(Collected data entries)

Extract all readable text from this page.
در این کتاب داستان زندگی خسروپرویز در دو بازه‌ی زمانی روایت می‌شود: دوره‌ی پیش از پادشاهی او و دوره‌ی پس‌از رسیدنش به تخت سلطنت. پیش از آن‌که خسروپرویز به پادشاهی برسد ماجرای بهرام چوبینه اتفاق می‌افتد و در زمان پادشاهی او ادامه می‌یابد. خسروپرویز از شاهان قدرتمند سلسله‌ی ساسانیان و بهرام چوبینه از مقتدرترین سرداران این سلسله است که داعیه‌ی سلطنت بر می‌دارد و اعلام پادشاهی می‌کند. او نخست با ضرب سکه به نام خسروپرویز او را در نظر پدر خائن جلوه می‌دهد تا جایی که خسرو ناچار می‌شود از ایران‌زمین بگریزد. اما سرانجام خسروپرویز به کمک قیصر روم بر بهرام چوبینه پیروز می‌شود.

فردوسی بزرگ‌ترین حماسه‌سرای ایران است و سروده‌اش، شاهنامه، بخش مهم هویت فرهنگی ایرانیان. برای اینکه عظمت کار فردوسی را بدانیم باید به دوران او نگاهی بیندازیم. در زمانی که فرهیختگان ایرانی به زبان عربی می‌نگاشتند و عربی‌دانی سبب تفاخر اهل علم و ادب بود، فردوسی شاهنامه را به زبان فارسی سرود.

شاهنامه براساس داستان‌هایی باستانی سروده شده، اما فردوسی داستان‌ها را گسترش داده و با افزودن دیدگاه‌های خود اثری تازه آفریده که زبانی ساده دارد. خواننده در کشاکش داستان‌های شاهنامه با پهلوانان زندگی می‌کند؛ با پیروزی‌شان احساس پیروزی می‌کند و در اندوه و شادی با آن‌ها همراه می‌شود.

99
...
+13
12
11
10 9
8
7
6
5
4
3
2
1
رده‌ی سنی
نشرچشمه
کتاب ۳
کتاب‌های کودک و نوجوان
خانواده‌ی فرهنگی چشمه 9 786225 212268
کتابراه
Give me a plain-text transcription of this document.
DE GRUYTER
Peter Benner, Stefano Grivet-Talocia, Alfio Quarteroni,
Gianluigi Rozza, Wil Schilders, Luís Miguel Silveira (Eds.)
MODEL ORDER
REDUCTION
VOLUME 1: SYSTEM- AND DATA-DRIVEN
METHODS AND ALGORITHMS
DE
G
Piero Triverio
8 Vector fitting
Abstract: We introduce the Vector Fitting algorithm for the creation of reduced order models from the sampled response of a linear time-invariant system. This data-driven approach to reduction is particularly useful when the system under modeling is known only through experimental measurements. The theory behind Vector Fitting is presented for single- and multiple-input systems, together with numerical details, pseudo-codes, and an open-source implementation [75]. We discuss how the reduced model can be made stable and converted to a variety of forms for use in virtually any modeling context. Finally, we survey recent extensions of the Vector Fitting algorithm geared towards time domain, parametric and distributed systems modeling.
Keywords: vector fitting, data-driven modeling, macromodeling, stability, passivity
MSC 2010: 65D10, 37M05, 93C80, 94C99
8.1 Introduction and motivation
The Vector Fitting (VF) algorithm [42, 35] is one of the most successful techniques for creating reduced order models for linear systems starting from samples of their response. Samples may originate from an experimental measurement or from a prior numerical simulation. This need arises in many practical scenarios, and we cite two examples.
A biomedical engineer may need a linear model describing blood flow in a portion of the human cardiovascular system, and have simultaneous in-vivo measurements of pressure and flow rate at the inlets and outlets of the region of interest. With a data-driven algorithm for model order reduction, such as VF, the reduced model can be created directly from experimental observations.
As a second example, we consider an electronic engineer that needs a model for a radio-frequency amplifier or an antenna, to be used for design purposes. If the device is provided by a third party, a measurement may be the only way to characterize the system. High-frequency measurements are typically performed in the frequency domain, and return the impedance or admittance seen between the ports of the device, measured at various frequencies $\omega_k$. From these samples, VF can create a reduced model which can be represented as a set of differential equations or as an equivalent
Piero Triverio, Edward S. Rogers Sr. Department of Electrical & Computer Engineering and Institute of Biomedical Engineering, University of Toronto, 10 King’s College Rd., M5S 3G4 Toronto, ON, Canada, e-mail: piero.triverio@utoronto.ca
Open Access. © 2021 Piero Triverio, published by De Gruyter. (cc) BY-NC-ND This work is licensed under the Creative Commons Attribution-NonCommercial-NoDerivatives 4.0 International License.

## WHAT YOU WILL DO:
Tally up the lines in the records that contain the word "Triverio" and give only the total.

## TASK RESULT:
3